>> BEGIN Information provided

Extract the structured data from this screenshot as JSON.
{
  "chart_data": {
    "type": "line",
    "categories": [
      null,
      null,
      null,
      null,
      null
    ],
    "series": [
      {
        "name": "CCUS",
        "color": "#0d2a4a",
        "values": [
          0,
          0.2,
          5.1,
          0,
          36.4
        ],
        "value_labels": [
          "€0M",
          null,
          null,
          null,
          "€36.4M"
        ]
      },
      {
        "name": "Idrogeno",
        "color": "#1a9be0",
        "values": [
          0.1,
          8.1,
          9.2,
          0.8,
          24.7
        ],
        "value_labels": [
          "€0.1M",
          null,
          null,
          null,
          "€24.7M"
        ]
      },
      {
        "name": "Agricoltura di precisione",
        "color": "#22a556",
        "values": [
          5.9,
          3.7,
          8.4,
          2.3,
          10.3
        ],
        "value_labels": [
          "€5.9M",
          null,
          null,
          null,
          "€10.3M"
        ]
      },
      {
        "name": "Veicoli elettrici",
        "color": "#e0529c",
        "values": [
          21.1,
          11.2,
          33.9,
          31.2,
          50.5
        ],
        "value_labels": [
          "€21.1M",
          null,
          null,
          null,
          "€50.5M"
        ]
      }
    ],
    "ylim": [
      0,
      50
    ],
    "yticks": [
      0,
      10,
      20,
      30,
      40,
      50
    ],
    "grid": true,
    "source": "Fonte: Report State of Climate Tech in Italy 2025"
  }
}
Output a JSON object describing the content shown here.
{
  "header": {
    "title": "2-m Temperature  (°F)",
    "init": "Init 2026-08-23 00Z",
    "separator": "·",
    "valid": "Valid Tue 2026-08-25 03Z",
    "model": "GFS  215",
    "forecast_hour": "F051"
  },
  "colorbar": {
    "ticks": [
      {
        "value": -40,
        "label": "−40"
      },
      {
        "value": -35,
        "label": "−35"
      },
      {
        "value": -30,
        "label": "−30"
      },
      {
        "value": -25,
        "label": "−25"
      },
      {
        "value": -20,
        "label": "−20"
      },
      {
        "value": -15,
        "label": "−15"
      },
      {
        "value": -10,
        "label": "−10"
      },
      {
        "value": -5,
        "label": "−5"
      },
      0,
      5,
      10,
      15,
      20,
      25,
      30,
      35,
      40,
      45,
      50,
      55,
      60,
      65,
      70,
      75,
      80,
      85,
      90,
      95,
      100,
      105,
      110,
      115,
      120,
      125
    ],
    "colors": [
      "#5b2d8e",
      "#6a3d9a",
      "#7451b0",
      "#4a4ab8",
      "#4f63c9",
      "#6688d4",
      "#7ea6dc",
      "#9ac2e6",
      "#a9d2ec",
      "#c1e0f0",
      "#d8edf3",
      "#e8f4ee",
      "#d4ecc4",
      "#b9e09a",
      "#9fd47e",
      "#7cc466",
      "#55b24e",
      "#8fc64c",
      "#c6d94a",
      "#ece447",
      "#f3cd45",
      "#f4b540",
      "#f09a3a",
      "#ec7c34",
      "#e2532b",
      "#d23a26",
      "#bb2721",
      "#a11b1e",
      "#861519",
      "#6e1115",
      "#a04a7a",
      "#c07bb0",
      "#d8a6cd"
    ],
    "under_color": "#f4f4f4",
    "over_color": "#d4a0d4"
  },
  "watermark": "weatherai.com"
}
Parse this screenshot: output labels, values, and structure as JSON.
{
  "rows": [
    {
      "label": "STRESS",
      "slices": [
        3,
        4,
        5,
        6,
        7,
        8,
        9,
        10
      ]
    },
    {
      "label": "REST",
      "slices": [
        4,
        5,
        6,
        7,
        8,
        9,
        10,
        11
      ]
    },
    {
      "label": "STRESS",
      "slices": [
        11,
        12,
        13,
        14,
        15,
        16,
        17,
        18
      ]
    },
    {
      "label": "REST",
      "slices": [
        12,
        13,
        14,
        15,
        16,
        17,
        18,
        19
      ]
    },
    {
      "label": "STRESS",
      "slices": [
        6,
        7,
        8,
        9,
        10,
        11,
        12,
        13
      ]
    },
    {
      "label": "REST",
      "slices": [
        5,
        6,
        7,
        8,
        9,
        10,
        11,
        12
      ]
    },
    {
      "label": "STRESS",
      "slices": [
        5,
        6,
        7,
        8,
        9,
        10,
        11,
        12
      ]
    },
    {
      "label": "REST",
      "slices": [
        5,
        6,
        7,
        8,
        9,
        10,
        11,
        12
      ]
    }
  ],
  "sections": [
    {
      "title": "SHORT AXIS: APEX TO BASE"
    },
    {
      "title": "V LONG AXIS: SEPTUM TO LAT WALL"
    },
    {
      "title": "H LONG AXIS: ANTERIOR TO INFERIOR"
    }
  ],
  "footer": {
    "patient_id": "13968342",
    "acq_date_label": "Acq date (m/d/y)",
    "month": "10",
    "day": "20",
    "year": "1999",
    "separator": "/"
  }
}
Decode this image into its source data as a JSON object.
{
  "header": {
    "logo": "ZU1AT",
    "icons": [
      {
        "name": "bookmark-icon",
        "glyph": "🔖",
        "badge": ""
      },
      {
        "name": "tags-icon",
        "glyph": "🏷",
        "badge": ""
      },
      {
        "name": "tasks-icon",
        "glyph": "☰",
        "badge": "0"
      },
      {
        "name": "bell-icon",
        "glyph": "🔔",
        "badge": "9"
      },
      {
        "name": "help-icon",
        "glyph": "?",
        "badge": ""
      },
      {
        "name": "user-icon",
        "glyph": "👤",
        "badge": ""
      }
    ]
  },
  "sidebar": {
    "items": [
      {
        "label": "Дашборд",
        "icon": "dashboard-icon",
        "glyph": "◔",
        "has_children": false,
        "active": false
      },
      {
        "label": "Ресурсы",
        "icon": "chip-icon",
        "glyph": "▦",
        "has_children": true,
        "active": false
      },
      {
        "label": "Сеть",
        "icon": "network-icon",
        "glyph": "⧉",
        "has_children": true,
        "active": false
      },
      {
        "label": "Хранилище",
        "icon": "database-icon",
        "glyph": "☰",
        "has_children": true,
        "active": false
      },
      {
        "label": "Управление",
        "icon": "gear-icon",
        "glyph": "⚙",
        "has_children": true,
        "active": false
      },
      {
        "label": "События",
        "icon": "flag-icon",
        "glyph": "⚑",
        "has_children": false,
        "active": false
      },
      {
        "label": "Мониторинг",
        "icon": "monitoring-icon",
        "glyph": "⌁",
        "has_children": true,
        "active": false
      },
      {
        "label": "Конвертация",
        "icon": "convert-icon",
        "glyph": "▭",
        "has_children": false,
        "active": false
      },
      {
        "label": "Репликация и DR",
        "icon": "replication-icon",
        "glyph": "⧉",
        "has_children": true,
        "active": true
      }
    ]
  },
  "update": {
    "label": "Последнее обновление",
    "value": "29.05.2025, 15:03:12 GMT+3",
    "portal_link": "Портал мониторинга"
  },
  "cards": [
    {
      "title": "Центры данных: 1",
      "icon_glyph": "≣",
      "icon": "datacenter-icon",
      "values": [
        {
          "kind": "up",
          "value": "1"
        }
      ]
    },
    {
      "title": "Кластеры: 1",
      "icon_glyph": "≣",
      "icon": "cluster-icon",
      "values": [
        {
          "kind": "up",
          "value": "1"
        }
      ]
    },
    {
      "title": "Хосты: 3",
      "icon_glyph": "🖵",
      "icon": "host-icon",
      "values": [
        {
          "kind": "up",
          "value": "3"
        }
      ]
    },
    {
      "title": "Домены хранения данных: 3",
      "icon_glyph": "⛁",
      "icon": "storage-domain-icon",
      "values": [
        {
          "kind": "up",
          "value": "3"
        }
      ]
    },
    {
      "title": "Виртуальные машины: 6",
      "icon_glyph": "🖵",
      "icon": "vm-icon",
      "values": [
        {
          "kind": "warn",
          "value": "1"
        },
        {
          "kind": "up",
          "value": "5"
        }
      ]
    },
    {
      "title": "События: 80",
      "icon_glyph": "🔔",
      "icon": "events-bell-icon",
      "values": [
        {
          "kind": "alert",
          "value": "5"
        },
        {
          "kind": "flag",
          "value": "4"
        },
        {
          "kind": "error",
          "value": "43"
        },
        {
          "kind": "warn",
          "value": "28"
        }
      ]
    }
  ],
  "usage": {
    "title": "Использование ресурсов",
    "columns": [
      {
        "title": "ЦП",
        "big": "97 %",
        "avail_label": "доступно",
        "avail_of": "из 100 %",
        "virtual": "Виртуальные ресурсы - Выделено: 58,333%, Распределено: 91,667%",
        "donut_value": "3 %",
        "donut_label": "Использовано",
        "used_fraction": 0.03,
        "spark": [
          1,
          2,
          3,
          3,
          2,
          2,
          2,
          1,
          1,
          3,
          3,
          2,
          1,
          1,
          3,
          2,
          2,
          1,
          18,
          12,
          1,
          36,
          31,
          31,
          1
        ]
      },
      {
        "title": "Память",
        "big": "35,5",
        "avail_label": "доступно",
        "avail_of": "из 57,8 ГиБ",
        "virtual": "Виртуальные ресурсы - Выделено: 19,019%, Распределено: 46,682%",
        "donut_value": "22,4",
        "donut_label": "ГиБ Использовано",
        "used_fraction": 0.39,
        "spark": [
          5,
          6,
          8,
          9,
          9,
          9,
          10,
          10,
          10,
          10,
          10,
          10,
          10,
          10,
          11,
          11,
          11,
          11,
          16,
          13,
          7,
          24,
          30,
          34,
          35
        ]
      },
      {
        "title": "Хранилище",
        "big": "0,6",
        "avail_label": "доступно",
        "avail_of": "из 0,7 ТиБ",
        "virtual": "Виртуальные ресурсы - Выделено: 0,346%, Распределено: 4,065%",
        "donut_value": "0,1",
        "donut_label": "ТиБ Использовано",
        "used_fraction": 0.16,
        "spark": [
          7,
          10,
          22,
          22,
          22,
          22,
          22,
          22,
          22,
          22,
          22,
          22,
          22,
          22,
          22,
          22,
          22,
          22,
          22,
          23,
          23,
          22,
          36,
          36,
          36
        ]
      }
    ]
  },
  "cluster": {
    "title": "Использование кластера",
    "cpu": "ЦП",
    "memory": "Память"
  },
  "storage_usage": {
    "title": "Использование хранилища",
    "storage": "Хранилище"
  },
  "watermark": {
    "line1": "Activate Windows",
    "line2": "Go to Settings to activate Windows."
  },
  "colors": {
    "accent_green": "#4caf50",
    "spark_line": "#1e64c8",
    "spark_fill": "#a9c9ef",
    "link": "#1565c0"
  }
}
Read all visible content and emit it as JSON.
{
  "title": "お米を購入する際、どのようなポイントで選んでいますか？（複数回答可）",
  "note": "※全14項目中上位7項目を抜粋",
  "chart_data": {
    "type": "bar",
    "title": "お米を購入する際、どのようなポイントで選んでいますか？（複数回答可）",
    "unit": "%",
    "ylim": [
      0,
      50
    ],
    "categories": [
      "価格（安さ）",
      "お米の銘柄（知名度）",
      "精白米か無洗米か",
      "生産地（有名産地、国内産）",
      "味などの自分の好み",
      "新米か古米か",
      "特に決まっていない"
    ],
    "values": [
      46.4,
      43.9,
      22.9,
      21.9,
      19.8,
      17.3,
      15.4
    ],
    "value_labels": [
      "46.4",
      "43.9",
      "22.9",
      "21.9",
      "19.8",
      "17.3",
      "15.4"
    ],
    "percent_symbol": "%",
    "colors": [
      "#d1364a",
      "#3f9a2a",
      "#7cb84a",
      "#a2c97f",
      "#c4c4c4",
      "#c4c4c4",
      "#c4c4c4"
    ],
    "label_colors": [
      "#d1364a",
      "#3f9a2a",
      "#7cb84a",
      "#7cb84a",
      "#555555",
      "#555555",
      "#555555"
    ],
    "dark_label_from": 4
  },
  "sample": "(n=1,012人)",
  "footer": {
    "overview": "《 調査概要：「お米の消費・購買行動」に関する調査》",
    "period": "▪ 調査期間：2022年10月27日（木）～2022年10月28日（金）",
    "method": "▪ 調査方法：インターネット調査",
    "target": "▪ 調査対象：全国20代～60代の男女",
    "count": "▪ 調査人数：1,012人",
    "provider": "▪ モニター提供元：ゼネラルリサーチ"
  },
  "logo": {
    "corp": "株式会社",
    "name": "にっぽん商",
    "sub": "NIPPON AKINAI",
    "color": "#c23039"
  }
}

>> END Information provided

**Prompt**: Identify each line containing the string "name" and copy it out.

**Answer**:
        "name": "CCUS",
        "name": "Idrogeno",
        "name": "Agricoltura di precisione",
        "name": "Veicoli elettrici",
        "name": "bookmark-icon",
        "name": "tags-icon",
        "name": "tasks-icon",
        "name": "bell-icon",
        "name": "help-icon",
        "name": "user-icon",
    "name": "にっぽん商",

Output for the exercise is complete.